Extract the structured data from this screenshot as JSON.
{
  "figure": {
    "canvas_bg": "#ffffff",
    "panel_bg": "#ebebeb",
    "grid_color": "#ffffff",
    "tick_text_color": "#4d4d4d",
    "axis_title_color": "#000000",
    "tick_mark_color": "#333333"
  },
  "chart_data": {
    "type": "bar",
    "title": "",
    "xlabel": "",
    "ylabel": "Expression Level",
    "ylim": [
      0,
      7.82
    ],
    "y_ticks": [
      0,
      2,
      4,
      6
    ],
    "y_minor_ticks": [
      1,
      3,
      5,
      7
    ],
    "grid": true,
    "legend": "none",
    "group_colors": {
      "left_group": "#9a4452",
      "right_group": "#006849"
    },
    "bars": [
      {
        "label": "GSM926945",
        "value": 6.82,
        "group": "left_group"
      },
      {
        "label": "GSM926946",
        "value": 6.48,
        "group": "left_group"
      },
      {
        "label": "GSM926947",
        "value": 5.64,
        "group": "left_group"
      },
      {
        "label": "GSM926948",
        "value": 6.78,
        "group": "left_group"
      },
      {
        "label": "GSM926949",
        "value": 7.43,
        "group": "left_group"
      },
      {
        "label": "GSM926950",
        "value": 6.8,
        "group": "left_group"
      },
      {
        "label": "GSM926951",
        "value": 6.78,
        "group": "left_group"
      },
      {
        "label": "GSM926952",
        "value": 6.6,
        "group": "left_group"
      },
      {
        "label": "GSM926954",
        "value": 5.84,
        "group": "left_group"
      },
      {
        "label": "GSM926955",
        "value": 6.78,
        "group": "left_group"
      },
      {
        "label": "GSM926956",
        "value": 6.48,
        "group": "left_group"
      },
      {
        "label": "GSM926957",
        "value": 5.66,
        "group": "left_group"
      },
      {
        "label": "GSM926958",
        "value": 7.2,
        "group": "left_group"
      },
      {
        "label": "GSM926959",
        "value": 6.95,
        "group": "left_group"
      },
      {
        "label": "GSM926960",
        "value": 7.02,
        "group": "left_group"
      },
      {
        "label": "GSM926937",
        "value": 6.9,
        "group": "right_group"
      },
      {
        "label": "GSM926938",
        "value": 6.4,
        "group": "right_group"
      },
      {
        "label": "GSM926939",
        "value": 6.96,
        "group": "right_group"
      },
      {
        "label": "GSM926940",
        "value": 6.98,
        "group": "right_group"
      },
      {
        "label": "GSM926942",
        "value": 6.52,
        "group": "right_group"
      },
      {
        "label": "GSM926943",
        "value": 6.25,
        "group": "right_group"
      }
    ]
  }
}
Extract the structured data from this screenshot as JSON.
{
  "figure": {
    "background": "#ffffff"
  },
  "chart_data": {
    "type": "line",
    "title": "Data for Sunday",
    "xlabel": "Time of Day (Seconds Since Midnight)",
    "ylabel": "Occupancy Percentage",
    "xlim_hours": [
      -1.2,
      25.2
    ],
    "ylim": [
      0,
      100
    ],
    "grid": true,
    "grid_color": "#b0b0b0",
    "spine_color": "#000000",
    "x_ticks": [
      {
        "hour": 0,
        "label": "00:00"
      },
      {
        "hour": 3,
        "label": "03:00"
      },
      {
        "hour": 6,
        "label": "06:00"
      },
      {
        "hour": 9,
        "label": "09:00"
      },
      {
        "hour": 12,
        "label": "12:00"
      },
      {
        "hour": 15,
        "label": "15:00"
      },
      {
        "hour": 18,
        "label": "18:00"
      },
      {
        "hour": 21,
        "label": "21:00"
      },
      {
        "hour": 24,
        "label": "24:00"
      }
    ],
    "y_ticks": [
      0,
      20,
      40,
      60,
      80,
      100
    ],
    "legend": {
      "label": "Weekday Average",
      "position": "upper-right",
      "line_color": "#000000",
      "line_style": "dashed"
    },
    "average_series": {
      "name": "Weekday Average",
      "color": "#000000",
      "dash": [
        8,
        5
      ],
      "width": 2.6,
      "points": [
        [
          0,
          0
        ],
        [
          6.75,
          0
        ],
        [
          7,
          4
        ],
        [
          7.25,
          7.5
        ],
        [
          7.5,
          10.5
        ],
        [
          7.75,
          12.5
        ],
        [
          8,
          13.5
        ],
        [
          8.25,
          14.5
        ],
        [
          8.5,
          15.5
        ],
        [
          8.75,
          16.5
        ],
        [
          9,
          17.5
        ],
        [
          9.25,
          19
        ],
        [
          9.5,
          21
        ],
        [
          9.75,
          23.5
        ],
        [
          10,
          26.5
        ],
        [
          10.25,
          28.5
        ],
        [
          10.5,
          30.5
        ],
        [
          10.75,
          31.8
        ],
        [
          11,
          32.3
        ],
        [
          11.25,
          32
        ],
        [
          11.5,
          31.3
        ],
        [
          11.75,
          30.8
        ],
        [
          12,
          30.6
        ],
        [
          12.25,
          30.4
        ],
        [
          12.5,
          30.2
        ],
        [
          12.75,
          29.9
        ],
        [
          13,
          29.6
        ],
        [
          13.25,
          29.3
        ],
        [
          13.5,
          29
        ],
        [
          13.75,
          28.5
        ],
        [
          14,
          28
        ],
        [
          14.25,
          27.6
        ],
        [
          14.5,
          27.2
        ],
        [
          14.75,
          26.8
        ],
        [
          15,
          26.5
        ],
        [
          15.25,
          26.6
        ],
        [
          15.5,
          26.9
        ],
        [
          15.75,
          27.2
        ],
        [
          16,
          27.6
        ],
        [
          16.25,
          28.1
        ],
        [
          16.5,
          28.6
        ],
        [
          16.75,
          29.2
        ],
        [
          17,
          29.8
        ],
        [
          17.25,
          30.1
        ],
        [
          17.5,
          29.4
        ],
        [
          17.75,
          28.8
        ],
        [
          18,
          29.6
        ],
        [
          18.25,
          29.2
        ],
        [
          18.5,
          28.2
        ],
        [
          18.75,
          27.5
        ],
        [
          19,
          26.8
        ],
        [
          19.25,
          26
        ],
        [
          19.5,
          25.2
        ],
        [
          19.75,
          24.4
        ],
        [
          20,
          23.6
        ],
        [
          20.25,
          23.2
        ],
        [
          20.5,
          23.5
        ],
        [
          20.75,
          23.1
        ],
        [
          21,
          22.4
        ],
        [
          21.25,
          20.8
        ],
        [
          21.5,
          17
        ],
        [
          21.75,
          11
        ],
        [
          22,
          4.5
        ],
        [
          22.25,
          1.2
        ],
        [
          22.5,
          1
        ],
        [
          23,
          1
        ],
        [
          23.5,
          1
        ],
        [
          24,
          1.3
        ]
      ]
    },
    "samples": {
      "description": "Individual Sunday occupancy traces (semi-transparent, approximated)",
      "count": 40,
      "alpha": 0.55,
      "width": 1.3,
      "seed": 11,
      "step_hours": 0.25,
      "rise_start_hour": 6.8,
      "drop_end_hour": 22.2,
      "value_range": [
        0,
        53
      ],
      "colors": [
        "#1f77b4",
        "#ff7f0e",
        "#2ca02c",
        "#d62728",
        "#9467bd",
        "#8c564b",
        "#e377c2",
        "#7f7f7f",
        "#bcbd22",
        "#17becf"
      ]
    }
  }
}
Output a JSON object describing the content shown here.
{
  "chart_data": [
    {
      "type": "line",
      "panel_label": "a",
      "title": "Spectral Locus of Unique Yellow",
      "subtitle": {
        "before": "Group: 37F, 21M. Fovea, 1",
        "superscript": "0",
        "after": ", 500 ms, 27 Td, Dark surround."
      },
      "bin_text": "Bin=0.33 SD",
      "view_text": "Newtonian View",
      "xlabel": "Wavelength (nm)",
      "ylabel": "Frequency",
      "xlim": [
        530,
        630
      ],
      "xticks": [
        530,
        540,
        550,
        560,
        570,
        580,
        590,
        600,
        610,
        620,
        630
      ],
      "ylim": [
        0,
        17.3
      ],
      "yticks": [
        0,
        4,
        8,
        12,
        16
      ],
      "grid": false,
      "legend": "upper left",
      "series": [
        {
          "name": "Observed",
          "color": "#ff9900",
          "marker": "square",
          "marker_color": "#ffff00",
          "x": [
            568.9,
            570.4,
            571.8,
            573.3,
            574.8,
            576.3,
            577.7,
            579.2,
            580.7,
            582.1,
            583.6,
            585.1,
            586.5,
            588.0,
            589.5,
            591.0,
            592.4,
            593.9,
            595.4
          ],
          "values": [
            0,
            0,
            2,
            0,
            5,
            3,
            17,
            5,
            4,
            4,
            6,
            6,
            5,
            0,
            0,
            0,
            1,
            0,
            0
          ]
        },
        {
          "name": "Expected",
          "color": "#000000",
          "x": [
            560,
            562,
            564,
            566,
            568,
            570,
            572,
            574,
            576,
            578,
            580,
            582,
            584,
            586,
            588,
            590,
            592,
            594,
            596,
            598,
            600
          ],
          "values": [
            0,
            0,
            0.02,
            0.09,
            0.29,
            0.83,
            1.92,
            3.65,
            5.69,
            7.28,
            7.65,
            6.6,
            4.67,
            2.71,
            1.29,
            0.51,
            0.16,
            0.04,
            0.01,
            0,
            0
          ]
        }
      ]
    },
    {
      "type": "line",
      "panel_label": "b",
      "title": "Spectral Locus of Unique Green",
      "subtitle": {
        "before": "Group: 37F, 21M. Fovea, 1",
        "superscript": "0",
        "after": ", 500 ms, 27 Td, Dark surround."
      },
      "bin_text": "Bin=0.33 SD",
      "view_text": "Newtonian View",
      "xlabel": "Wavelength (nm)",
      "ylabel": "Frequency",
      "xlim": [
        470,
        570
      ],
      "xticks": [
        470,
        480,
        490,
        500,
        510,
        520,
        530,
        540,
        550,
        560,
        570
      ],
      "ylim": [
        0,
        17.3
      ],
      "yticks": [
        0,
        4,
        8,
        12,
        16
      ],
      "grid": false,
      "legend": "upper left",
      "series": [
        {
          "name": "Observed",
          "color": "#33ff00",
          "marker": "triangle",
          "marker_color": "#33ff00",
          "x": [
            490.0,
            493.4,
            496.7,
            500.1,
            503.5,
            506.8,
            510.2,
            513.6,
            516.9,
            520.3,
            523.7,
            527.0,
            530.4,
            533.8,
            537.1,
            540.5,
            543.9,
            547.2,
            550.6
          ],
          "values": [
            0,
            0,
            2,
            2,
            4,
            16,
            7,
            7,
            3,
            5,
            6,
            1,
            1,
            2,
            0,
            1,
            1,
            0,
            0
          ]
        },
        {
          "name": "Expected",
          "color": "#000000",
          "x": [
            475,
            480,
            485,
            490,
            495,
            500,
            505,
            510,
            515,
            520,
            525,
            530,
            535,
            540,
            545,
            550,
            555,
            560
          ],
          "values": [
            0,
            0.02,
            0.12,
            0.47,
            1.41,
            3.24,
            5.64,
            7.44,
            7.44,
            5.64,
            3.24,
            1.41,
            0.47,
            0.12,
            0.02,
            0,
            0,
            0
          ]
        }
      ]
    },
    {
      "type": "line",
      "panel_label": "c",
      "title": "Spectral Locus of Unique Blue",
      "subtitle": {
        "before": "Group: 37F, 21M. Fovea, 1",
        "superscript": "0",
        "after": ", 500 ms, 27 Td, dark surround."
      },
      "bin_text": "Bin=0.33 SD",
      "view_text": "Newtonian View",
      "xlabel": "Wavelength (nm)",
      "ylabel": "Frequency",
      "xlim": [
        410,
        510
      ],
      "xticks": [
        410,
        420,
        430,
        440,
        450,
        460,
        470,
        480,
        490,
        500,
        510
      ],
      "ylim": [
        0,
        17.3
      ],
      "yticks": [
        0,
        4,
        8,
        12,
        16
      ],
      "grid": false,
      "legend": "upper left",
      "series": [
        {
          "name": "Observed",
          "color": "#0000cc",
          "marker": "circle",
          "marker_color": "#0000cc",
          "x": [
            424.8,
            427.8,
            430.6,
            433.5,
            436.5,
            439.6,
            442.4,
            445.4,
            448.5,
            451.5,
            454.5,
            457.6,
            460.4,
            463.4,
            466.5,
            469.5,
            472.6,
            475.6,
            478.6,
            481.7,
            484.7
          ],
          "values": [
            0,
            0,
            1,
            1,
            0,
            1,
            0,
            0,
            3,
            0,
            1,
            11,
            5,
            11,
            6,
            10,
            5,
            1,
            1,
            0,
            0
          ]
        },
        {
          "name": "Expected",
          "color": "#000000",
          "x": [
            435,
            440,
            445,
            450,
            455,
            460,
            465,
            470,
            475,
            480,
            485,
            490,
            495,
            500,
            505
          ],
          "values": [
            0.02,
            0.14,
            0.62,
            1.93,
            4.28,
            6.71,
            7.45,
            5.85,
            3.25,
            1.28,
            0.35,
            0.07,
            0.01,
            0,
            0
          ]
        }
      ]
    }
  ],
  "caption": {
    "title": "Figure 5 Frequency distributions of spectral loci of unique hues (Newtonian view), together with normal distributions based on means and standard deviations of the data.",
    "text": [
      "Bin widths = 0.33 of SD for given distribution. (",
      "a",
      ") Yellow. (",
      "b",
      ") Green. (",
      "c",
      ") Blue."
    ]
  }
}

## Task goal
Look through the listing and extract every line with "ffffff" in it.

## Result of the exercise
    "canvas_bg": "#ffffff",
    "grid_color": "#ffffff",
    "background": "#ffffff"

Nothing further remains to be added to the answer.